Return all entries precisely as they stand, without the images.

=-=-=-=-=

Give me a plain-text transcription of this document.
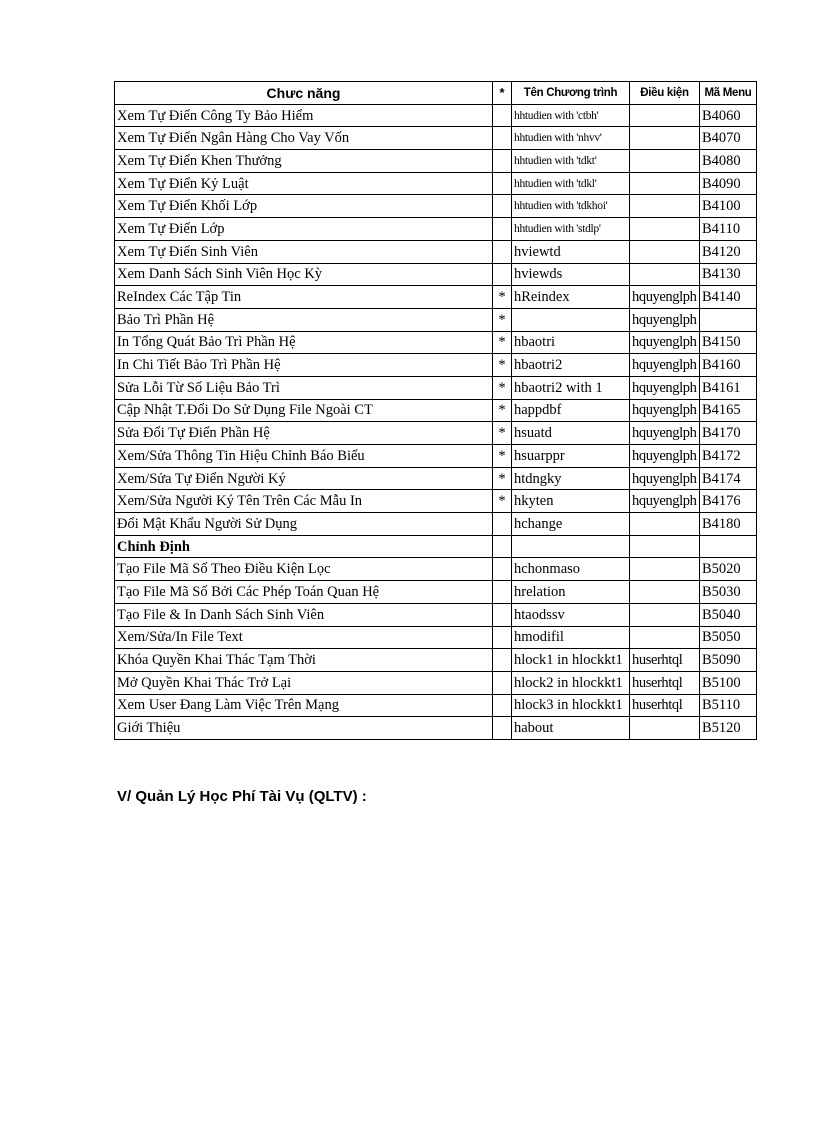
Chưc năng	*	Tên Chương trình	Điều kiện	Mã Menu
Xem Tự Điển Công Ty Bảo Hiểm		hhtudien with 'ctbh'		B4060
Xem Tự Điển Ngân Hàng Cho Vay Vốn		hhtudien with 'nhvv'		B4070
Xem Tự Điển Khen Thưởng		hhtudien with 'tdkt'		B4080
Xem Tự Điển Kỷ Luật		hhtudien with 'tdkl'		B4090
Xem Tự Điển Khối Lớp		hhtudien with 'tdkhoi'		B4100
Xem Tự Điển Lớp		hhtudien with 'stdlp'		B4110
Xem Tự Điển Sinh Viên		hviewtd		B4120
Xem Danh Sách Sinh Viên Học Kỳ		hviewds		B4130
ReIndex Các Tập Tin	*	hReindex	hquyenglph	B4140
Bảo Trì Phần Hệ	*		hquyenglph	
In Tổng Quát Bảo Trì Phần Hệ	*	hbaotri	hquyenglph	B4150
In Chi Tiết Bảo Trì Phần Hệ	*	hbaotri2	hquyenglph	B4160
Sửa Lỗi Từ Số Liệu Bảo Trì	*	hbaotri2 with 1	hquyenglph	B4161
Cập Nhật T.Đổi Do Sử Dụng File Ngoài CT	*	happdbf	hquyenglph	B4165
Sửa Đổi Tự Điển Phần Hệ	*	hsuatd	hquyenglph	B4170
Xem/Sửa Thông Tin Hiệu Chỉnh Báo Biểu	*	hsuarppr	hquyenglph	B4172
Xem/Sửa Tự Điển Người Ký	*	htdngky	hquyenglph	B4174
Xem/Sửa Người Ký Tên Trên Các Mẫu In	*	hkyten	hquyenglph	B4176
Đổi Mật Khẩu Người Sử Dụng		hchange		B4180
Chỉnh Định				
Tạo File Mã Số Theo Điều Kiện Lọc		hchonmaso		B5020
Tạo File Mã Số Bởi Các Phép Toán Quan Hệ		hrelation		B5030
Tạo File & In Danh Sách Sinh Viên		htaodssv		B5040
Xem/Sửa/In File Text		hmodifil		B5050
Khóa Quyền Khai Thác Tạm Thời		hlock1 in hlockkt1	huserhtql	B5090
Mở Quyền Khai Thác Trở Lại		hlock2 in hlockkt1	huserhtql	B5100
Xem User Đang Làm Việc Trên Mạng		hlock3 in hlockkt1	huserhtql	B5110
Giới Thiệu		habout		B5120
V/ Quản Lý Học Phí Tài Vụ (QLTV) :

=-=-=-=-=

◆ Result for this task:
Give me a plain-text transcription of this document.
Chưc năng	*	Tên Chương trình	Điều kiện	Mã Menu
Xem Tự Điển Công Ty Bảo Hiểm		hhtudien with 'ctbh'		B4060
Xem Tự Điển Ngân Hàng Cho Vay Vốn		hhtudien with 'nhvv'		B4070
Xem Tự Điển Khen Thưởng		hhtudien with 'tdkt'		B4080
Xem Tự Điển Kỷ Luật		hhtudien with 'tdkl'		B4090
Xem Tự Điển Khối Lớp		hhtudien with 'tdkhoi'		B4100
Xem Tự Điển Lớp		hhtudien with 'stdlp'		B4110
Xem Tự Điển Sinh Viên		hviewtd		B4120
Xem Danh Sách Sinh Viên Học Kỳ		hviewds		B4130
ReIndex Các Tập Tin	*	hReindex	hquyenglph	B4140
Bảo Trì Phần Hệ	*		hquyenglph	
In Tổng Quát Bảo Trì Phần Hệ	*	hbaotri	hquyenglph	B4150
In Chi Tiết Bảo Trì Phần Hệ	*	hbaotri2	hquyenglph	B4160
Sửa Lỗi Từ Số Liệu Bảo Trì	*	hbaotri2 with 1	hquyenglph	B4161
Cập Nhật T.Đổi Do Sử Dụng File Ngoài CT	*	happdbf	hquyenglph	B4165
Sửa Đổi Tự Điển Phần Hệ	*	hsuatd	hquyenglph	B4170
Xem/Sửa Thông Tin Hiệu Chỉnh Báo Biểu	*	hsuarppr	hquyenglph	B4172
Xem/Sửa Tự Điển Người Ký	*	htdngky	hquyenglph	B4174
Xem/Sửa Người Ký Tên Trên Các Mẫu In	*	hkyten	hquyenglph	B4176
Đổi Mật Khẩu Người Sử Dụng		hchange		B4180
Chỉnh Định				
Tạo File Mã Số Theo Điều Kiện Lọc		hchonmaso		B5020
Tạo File Mã Số Bởi Các Phép Toán Quan Hệ		hrelation		B5030
Tạo File & In Danh Sách Sinh Viên		htaodssv		B5040
Xem/Sửa/In File Text		hmodifil		B5050
Khóa Quyền Khai Thác Tạm Thời		hlock1 in hlockkt1	huserhtql	B5090
Mở Quyền Khai Thác Trở Lại		hlock2 in hlockkt1	huserhtql	B5100
Xem User Đang Làm Việc Trên Mạng		hlock3 in hlockkt1	huserhtql	B5110
Giới Thiệu		habout		B5120
V/ Quản Lý Học Phí Tài Vụ (QLTV) :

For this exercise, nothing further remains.